■ **Dataset records**:
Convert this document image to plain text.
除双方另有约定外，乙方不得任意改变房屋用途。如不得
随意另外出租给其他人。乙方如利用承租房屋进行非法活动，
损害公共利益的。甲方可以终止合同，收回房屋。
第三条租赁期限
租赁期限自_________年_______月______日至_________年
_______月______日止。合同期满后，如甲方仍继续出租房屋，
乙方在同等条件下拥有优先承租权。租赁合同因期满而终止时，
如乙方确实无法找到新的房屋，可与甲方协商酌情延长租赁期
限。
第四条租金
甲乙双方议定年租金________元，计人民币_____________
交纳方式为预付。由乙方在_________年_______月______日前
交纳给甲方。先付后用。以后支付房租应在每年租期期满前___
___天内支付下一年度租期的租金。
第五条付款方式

■ **Do this**:
From the records above, extract every entry exactly as given.

■ **In response**:
Convert this document image to plain text.
除双方另有约定外，乙方不得任意改变房屋用途。如不得
随意另外出租给其他人。乙方如利用承租房屋进行非法活动，
损害公共利益的。甲方可以终止合同，收回房屋。
第三条租赁期限
租赁期限自_________年_______月______日至_________年
_______月______日止。合同期满后，如甲方仍继续出租房屋，
乙方在同等条件下拥有优先承租权。租赁合同因期满而终止时，
如乙方确实无法找到新的房屋，可与甲方协商酌情延长租赁期
限。
第四条租金
甲乙双方议定年租金________元，计人民币_____________
交纳方式为预付。由乙方在_________年_______月______日前
交纳给甲方。先付后用。以后支付房租应在每年租期期满前___
___天内支付下一年度租期的租金。
第五条付款方式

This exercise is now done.